◆ Stated task ◆
For every line in the data below that contains "this", copy the line.

◆ Entries supplied ◆
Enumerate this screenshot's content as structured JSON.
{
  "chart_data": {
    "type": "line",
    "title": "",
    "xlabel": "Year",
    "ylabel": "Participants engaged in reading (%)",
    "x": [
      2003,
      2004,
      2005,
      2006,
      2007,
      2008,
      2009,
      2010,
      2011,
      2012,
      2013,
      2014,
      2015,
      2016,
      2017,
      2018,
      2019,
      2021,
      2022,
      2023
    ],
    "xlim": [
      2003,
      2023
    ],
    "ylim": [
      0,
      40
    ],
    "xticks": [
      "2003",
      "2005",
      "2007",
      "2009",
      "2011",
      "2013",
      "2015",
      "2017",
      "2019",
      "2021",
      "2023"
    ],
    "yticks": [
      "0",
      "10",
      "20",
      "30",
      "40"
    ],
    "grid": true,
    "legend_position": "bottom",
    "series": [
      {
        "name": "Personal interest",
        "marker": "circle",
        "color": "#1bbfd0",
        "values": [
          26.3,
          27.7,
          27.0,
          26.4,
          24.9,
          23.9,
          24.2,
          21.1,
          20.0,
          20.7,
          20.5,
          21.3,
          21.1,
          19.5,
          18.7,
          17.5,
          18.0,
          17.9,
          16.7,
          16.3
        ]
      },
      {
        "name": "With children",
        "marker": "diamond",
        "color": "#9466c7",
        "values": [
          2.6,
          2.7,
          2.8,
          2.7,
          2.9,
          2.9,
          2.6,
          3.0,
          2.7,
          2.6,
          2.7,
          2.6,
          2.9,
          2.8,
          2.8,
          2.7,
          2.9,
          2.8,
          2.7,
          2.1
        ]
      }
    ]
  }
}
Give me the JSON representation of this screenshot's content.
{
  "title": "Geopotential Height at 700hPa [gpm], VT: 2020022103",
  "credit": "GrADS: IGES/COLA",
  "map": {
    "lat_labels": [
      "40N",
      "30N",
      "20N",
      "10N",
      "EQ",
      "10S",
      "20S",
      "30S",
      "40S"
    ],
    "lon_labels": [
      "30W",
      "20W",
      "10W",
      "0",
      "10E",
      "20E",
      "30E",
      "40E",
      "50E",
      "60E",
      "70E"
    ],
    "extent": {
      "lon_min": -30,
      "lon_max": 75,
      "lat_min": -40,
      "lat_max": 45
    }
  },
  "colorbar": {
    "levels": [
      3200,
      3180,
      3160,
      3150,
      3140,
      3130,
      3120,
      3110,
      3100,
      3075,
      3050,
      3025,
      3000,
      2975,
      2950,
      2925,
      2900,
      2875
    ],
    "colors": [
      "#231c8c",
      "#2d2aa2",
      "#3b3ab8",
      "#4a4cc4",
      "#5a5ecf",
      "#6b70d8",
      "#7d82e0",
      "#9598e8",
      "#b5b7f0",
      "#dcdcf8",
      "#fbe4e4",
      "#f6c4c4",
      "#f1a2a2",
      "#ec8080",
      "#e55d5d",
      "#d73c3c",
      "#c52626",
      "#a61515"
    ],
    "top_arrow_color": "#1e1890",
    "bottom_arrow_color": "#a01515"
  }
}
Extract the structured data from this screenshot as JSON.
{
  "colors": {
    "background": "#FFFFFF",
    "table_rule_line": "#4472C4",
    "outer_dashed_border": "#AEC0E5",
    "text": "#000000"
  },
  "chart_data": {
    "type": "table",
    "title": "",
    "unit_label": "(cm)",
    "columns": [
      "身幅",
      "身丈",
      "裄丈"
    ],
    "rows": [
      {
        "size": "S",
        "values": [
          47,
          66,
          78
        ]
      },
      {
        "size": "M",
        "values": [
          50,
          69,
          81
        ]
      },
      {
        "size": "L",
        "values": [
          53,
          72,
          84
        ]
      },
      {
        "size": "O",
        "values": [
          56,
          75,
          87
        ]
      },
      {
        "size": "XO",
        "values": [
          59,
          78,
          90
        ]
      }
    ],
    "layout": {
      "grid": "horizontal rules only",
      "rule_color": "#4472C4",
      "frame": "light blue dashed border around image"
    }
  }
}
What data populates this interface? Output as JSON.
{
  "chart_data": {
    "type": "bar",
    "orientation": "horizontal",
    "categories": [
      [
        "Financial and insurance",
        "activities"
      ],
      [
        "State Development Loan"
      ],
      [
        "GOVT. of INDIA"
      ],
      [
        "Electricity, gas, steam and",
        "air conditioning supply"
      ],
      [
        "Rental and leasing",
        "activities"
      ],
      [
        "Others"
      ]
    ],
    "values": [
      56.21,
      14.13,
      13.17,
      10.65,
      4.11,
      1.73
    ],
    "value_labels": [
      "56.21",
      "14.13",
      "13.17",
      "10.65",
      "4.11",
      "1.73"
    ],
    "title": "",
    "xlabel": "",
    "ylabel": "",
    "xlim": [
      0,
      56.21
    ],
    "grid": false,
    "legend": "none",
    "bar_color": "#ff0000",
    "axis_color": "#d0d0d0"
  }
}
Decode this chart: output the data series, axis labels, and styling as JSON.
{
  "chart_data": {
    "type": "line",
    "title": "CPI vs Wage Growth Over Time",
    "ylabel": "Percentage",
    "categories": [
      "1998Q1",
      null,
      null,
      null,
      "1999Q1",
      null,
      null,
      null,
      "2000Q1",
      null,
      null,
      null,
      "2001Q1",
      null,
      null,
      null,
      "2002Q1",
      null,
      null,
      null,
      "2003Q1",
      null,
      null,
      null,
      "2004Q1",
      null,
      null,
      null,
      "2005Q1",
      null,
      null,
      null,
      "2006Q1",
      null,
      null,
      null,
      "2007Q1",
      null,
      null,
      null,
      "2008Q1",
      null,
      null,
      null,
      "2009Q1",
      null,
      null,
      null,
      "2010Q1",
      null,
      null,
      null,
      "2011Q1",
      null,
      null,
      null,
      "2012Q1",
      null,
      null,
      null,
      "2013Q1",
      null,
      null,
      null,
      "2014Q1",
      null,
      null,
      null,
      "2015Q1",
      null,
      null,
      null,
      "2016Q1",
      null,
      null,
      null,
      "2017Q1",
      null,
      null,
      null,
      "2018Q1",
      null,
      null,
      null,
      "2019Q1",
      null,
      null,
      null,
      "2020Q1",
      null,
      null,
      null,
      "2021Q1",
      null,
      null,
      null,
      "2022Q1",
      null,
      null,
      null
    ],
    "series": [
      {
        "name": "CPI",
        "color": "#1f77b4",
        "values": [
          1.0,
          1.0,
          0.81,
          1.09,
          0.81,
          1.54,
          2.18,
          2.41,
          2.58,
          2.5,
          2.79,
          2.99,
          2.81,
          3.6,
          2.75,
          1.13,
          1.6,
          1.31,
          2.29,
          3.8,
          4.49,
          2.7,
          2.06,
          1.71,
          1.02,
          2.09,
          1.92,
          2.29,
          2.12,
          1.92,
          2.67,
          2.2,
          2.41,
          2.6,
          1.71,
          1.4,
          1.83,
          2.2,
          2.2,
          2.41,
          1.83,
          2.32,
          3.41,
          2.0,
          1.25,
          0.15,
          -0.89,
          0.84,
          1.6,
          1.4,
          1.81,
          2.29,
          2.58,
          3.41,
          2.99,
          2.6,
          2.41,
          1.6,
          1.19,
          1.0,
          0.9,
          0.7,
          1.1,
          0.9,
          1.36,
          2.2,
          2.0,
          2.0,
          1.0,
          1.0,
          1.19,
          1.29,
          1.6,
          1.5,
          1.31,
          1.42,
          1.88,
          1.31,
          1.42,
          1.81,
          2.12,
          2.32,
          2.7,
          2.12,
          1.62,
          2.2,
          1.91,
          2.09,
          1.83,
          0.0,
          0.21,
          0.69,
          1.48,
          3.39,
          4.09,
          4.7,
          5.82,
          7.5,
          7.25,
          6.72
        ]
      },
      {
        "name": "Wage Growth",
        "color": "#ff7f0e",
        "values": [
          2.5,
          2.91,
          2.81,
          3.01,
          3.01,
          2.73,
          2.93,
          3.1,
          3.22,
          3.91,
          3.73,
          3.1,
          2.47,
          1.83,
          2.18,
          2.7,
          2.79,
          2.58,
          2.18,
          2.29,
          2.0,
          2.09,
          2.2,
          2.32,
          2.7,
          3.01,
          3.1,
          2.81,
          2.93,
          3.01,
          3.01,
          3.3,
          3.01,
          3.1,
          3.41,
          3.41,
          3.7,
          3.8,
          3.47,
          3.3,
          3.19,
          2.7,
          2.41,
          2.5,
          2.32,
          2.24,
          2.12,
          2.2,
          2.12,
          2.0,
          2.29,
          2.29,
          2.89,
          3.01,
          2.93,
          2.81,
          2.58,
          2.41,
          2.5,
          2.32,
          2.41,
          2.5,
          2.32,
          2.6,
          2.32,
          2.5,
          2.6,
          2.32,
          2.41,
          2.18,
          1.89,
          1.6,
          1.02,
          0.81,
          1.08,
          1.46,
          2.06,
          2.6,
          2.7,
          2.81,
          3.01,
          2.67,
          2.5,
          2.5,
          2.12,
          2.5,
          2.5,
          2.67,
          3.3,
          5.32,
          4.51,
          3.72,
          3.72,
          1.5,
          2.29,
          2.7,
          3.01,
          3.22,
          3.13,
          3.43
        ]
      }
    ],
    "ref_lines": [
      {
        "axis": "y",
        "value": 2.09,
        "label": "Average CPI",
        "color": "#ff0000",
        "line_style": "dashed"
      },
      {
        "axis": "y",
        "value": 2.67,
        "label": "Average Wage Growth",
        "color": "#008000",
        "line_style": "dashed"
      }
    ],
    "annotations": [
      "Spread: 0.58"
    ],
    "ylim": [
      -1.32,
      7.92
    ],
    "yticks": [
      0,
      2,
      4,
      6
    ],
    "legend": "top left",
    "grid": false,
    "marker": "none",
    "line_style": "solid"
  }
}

◆ Task response ◆
Enumerate this screenshot's content as structured JSON.
Give me the JSON representation of this screenshot's content.
Extract the structured data from this screenshot as JSON.
What data populates this interface? Output as JSON.
Decode this chart: output the data series, axis labels, and styling as JSON.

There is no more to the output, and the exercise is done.